* _Provided data_
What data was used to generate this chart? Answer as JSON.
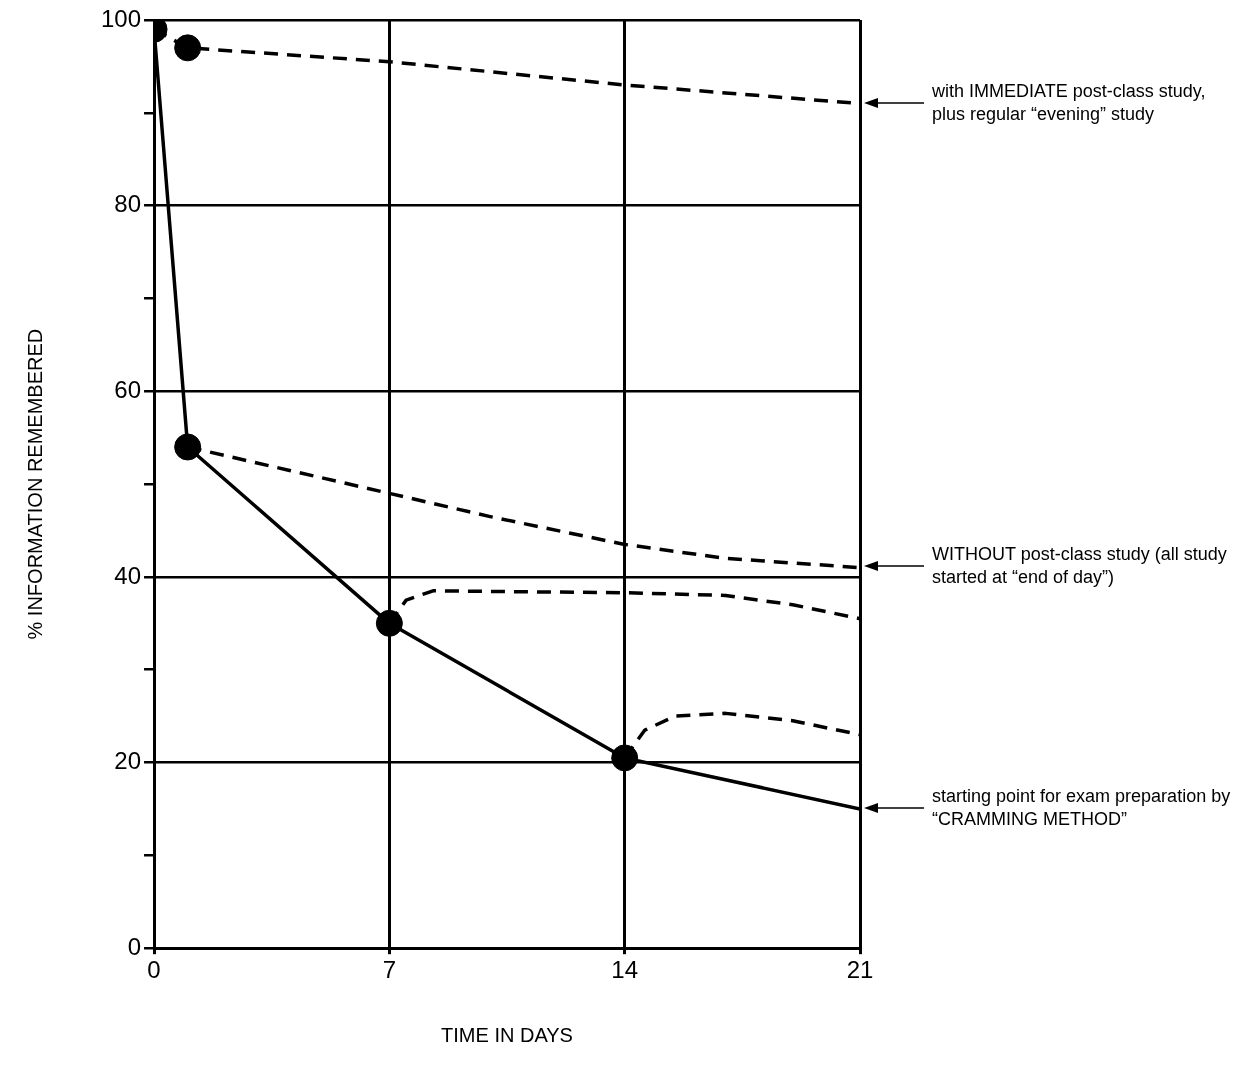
{
  "chart_data": {
    "type": "line",
    "xlabel": "TIME IN DAYS",
    "ylabel": "% INFORMATION REMEMBERED",
    "xlim": [
      0,
      21
    ],
    "xticks": [
      0,
      7,
      14,
      21
    ],
    "ylim": [
      0,
      100
    ],
    "yticks": [
      0,
      {
        "value": 10,
        "label": null
      },
      20,
      {
        "value": 30,
        "label": null
      },
      40,
      {
        "value": 50,
        "label": null
      },
      60,
      {
        "value": 70,
        "label": null
      },
      80,
      {
        "value": 90,
        "label": null
      },
      100
    ],
    "grid": true,
    "legend": false,
    "series": [
      {
        "color": "#000000",
        "line_style": "solid",
        "marker": "none",
        "x": [
          0,
          1,
          7,
          14,
          21
        ],
        "values": [
          99,
          54,
          35,
          20.5,
          15
        ]
      },
      {
        "color": "#000000",
        "line_style": "dashed",
        "marker": "none",
        "x": [
          0,
          1,
          7,
          14,
          21
        ],
        "values": [
          99,
          97,
          95.5,
          93,
          91
        ]
      },
      {
        "color": "#000000",
        "line_style": "dashed",
        "marker": "none",
        "x": [
          1,
          4,
          7,
          10,
          14,
          17,
          21
        ],
        "values": [
          54,
          51.5,
          49,
          46.5,
          43.5,
          42,
          41
        ]
      },
      {
        "color": "#000000",
        "line_style": "dashed",
        "marker": "none",
        "x": [
          7,
          7.5,
          8.3,
          11,
          14,
          17,
          19,
          21
        ],
        "values": [
          35,
          37.5,
          38.5,
          38.4,
          38.3,
          38,
          37,
          35.5
        ]
      },
      {
        "color": "#000000",
        "line_style": "dashed",
        "marker": "none",
        "x": [
          14,
          14.6,
          15.5,
          17,
          19,
          21
        ],
        "values": [
          20.5,
          23.5,
          25,
          25.3,
          24.5,
          23
        ]
      },
      {
        "type": "scatter",
        "color": "#000000",
        "marker": "circle",
        "x": [
          0,
          1,
          1,
          7,
          14
        ],
        "values": [
          99,
          97,
          54,
          35,
          20.5
        ]
      }
    ],
    "annotations": [
      "with IMMEDIATE post-class study, plus regular “evening” study",
      "WITHOUT post-class study (all study started at “end of day”)",
      "starting point for exam preparation by “CRAMMING METHOD”"
    ]
  }
}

* _Aim of the task_
Write the records out again in full, exactly, and skip every picture.

* _Result for this task_
What data was used to generate this chart? Answer as JSON.
{
  "chart_data": {
    "type": "line",
    "xlabel": "TIME IN DAYS",
    "ylabel": "% INFORMATION REMEMBERED",
    "xlim": [
      0,
      21
    ],
    "xticks": [
      0,
      7,
      14,
      21
    ],
    "ylim": [
      0,
      100
    ],
    "yticks": [
      0,
      {
        "value": 10,
        "label": null
      },
      20,
      {
        "value": 30,
        "label": null
      },
      40,
      {
        "value": 50,
        "label": null
      },
      60,
      {
        "value": 70,
        "label": null
      },
      80,
      {
        "value": 90,
        "label": null
      },
      100
    ],
    "grid": true,
    "legend": false,
    "series": [
      {
        "color": "#000000",
        "line_style": "solid",
        "marker": "none",
        "x": [
          0,
          1,
          7,
          14,
          21
        ],
        "values": [
          99,
          54,
          35,
          20.5,
          15
        ]
      },
      {
        "color": "#000000",
        "line_style": "dashed",
        "marker": "none",
        "x": [
          0,
          1,
          7,
          14,
          21
        ],
        "values": [
          99,
          97,
          95.5,
          93,
          91
        ]
      },
      {
        "color": "#000000",
        "line_style": "dashed",
        "marker": "none",
        "x": [
          1,
          4,
          7,
          10,
          14,
          17,
          21
        ],
        "values": [
          54,
          51.5,
          49,
          46.5,
          43.5,
          42,
          41
        ]
      },
      {
        "color": "#000000",
        "line_style": "dashed",
        "marker": "none",
        "x": [
          7,
          7.5,
          8.3,
          11,
          14,
          17,
          19,
          21
        ],
        "values": [
          35,
          37.5,
          38.5,
          38.4,
          38.3,
          38,
          37,
          35.5
        ]
      },
      {
        "color": "#000000",
        "line_style": "dashed",
        "marker": "none",
        "x": [
          14,
          14.6,
          15.5,
          17,
          19,
          21
        ],
        "values": [
          20.5,
          23.5,
          25,
          25.3,
          24.5,
          23
        ]
      },
      {
        "type": "scatter",
        "color": "#000000",
        "marker": "circle",
        "x": [
          0,
          1,
          1,
          7,
          14
        ],
        "values": [
          99,
          97,
          54,
          35,
          20.5
        ]
      }
    ],
    "annotations": [
      "with IMMEDIATE post-class study, plus regular “evening” study",
      "WITHOUT post-class study (all study started at “end of day”)",
      "starting point for exam preparation by “CRAMMING METHOD”"
    ]
  }
}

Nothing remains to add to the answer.